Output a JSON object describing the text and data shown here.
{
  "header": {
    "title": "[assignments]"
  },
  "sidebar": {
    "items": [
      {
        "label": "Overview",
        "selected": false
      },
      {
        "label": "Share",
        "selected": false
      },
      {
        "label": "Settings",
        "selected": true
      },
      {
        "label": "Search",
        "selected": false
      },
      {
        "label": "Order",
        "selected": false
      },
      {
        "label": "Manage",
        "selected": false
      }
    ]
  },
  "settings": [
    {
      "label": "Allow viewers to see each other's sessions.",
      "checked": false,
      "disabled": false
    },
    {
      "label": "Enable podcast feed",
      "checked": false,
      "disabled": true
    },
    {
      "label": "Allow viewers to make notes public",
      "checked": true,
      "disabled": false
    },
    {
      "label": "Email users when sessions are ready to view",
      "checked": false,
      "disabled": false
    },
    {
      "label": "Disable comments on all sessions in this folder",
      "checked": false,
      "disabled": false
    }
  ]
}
━━━━━━━━━━
### Written instruction
Every line of the data above should be reproduced word for word.

### Solution to the exercise
Output a JSON object describing the text and data shown here.
{
  "header": {
    "title": "[assignments]"
  },
  "sidebar": {
    "items": [
      {
        "label": "Overview",
        "selected": false
      },
      {
        "label": "Share",
        "selected": false
      },
      {
        "label": "Settings",
        "selected": true
      },
      {
        "label": "Search",
        "selected": false
      },
      {
        "label": "Order",
        "selected": false
      },
      {
        "label": "Manage",
        "selected": false
      }
    ]
  },
  "settings": [
    {
      "label": "Allow viewers to see each other's sessions.",
      "checked": false,
      "disabled": false
    },
    {
      "label": "Enable podcast feed",
      "checked": false,
      "disabled": true
    },
    {
      "label": "Allow viewers to make notes public",
      "checked": true,
      "disabled": false
    },
    {
      "label": "Email users when sessions are ready to view",
      "checked": false,
      "disabled": false
    },
    {
      "label": "Disable comments on all sessions in this folder",
      "checked": false,
      "disabled": false
    }
  ]
}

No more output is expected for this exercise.